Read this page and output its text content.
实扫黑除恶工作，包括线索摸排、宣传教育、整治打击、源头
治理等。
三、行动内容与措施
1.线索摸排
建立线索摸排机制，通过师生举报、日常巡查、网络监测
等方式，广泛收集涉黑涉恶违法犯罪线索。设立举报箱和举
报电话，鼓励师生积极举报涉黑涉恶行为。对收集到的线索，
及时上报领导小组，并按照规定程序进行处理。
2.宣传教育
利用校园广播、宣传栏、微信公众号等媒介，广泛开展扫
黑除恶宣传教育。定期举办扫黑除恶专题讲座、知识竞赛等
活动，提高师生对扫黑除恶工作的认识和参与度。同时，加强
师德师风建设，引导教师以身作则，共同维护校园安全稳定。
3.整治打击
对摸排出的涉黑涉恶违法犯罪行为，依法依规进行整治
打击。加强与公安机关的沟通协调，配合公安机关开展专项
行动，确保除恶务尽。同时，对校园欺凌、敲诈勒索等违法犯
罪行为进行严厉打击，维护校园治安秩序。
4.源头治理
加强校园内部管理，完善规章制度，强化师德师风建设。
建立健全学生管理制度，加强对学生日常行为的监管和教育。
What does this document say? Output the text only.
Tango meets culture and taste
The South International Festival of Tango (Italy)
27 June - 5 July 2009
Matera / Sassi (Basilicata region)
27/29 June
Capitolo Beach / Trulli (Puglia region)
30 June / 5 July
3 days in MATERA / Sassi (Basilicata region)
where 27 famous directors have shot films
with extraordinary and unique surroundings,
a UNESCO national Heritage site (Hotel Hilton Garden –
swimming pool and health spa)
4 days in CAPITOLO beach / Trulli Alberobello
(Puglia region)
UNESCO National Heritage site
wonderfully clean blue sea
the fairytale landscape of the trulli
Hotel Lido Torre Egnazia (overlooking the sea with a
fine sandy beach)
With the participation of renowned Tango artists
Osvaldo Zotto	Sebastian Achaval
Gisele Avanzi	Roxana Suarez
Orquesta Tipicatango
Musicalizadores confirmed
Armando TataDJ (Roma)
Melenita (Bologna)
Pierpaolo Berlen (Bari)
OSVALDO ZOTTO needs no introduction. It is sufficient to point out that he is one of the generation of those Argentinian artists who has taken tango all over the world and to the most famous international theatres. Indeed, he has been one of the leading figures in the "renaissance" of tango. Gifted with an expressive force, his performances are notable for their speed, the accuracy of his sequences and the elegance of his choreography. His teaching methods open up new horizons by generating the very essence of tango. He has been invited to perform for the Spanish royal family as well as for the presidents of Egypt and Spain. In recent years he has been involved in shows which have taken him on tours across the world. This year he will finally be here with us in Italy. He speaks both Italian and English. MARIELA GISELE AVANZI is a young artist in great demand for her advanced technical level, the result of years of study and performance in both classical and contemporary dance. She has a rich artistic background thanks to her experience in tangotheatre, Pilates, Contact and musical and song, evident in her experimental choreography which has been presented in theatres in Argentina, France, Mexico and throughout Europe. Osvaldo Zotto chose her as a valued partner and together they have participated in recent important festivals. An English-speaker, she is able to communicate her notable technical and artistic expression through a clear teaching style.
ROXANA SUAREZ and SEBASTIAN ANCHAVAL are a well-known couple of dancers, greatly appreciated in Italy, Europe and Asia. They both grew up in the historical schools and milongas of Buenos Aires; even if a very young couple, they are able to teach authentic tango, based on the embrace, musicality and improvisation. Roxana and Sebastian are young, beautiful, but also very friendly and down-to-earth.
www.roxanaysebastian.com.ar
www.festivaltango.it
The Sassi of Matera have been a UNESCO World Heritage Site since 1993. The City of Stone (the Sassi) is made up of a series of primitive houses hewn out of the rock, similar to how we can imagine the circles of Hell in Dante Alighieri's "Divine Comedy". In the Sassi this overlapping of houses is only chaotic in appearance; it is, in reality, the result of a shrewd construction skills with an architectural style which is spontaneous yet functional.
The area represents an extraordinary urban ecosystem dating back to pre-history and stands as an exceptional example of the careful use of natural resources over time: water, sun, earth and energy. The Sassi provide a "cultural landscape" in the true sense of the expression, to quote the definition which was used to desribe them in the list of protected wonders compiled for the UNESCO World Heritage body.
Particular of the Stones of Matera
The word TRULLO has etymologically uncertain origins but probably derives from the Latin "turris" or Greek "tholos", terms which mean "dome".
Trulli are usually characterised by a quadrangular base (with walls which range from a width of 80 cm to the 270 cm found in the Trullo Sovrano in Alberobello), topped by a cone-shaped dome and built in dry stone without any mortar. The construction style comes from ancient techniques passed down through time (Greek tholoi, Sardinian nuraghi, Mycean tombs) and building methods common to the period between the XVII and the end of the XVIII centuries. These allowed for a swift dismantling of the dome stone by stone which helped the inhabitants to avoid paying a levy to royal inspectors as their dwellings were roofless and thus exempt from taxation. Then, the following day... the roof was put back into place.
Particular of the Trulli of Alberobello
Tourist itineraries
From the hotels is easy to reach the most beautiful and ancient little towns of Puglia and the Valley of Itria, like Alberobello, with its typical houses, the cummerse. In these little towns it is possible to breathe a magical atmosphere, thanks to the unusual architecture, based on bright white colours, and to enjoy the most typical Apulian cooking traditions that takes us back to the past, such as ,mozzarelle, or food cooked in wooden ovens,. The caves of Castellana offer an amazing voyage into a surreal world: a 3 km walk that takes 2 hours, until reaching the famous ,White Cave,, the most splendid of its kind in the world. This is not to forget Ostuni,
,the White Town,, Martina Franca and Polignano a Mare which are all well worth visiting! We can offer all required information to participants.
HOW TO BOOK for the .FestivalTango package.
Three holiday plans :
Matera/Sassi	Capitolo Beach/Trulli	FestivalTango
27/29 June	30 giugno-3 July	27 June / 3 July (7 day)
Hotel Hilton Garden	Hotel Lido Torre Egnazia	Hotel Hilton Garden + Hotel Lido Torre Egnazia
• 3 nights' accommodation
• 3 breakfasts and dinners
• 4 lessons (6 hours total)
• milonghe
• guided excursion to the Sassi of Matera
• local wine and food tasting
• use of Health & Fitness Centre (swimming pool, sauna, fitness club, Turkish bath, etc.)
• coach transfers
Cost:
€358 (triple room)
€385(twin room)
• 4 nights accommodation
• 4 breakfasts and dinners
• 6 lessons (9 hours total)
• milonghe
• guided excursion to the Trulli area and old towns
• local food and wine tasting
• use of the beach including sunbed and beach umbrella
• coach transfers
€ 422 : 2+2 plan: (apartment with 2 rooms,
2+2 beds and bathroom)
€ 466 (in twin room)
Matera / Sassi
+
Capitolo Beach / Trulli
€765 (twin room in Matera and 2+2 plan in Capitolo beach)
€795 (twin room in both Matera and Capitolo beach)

──────────

*SHORT PROBLEM*
State the number of lines in the records that contain the string "accommodation", and nothing more.

*TASK OUTPUT*
2